(Part of a data file)
* BEGIN *
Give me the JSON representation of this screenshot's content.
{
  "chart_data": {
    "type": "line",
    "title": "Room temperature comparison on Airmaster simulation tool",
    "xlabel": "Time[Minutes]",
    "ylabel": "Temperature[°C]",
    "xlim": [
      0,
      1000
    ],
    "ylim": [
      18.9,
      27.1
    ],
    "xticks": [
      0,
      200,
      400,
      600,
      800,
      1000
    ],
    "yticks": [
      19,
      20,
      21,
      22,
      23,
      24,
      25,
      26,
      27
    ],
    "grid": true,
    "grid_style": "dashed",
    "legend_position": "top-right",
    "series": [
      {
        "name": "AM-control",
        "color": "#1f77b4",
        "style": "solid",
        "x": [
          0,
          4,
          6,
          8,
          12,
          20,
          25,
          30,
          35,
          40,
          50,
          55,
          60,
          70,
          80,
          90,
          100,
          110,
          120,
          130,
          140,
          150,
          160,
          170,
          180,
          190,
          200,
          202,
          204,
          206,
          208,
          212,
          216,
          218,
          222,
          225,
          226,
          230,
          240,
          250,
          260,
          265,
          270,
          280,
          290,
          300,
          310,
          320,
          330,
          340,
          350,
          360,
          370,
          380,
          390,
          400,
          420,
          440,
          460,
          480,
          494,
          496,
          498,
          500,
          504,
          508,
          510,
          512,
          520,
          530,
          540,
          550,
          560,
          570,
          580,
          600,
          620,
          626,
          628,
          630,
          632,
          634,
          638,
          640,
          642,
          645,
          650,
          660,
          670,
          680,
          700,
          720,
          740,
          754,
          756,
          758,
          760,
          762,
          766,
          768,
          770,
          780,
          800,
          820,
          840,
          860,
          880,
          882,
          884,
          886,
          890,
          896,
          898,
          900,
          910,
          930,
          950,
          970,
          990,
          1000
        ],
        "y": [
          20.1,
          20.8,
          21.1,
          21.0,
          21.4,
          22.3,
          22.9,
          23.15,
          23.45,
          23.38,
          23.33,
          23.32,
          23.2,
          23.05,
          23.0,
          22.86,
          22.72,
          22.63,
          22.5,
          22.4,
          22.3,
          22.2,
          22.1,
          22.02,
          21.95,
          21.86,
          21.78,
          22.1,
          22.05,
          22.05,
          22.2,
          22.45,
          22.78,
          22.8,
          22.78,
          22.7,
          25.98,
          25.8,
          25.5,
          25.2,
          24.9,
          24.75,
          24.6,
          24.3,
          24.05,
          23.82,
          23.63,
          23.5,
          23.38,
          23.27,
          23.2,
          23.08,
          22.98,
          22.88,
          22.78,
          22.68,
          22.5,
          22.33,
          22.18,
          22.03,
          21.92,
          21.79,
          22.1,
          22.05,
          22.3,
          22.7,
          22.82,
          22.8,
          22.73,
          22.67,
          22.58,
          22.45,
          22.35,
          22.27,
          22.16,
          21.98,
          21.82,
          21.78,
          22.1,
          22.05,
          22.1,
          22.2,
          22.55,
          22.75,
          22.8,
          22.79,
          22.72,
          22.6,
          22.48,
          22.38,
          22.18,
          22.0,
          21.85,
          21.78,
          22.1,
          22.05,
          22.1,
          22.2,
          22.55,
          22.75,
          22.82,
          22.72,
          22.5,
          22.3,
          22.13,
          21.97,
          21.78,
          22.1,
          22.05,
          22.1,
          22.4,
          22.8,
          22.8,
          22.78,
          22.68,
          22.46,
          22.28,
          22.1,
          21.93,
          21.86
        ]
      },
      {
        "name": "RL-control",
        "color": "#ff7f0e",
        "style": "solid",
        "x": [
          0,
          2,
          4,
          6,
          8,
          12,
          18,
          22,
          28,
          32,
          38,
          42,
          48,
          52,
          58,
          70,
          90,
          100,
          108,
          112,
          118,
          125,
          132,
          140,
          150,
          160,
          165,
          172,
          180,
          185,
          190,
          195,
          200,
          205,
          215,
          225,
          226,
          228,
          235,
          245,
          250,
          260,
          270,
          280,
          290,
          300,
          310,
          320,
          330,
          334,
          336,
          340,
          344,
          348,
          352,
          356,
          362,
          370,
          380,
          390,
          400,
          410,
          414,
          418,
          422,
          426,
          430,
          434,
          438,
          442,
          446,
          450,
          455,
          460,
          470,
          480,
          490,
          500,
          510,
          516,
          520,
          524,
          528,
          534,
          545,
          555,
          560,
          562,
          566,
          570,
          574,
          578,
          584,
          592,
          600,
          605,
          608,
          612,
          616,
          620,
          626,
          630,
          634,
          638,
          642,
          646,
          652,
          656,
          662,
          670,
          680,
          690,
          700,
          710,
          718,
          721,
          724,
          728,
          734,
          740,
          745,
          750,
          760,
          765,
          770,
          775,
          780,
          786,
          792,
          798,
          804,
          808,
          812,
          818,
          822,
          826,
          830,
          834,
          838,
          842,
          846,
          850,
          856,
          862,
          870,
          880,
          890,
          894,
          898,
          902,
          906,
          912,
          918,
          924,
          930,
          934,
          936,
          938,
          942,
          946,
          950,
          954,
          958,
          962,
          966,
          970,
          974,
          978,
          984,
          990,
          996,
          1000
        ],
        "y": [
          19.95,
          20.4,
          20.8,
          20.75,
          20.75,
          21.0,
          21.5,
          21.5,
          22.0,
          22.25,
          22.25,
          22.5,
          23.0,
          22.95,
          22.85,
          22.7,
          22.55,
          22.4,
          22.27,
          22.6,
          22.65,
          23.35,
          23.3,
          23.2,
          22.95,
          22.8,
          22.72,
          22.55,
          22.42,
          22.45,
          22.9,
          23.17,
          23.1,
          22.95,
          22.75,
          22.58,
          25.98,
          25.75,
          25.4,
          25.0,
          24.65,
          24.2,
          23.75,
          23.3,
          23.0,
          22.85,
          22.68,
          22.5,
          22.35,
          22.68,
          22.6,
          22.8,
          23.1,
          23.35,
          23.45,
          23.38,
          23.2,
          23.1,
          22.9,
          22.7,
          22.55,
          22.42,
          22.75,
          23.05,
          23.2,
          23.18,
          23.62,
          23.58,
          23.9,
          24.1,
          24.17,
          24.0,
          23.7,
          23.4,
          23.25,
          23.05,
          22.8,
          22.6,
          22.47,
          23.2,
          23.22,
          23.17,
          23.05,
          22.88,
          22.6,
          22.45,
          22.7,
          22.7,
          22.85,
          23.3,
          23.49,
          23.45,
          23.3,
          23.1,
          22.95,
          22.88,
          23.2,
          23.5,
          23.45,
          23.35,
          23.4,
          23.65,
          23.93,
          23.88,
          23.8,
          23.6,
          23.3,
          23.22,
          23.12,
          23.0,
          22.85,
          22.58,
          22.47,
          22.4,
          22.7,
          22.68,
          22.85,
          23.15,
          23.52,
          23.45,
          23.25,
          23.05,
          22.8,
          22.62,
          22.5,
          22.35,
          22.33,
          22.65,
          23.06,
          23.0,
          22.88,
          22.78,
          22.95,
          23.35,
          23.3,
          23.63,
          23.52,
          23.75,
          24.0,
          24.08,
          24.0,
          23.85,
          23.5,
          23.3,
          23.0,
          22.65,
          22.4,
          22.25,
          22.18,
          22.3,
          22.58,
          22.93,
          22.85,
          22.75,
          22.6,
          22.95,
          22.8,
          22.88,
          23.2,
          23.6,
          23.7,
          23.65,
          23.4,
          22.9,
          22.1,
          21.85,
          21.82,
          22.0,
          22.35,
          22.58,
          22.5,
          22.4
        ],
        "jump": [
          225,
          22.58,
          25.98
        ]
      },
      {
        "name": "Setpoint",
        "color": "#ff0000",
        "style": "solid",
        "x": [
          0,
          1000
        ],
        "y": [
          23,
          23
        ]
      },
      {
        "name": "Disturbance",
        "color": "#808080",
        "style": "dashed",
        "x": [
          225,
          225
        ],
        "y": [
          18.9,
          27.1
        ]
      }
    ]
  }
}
* END *
* BEGIN *
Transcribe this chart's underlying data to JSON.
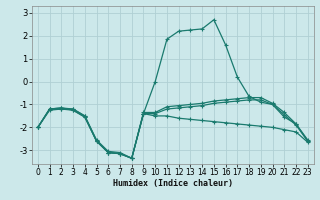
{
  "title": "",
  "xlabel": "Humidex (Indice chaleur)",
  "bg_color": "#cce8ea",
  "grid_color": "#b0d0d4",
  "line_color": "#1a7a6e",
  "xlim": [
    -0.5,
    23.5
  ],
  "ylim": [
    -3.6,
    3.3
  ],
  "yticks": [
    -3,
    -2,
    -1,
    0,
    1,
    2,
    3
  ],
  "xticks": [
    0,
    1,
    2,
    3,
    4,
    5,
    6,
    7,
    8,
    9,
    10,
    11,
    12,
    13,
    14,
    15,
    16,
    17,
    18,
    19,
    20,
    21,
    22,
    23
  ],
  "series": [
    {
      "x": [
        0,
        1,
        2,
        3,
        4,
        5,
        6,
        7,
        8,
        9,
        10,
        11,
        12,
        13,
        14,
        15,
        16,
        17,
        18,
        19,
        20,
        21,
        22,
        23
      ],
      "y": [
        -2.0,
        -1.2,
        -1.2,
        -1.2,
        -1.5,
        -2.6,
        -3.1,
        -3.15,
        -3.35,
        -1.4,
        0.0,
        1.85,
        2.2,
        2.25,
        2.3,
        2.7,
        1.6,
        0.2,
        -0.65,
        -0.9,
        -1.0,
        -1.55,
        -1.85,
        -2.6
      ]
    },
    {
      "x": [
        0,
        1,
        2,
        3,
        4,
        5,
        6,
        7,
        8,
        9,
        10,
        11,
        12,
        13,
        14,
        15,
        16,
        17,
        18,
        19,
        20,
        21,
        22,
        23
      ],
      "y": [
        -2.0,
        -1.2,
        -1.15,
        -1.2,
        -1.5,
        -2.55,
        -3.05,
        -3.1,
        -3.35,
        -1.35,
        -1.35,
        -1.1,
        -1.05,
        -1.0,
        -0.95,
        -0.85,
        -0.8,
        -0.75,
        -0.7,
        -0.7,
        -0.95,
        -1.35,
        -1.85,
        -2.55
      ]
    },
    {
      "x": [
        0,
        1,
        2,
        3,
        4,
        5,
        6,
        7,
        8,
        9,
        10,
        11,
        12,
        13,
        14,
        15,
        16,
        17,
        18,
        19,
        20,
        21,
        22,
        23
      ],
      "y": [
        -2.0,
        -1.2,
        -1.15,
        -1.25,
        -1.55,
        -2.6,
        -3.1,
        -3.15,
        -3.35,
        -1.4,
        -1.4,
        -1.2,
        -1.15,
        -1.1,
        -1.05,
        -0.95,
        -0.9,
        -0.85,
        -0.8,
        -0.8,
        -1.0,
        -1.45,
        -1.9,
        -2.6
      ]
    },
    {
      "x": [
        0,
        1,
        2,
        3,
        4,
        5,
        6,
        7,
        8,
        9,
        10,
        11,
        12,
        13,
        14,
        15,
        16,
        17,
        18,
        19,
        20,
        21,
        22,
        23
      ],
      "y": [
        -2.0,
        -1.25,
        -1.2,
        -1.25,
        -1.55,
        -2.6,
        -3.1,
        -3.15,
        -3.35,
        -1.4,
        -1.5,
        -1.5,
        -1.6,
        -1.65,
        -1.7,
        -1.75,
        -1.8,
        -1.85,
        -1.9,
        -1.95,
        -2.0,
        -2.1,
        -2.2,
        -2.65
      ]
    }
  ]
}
* END *
Instruction >> Extract from the data every line where "this" shows up.

Answer for the task >>
Give me the JSON representation of this screenshot's content.
Transcribe this chart's underlying data to JSON.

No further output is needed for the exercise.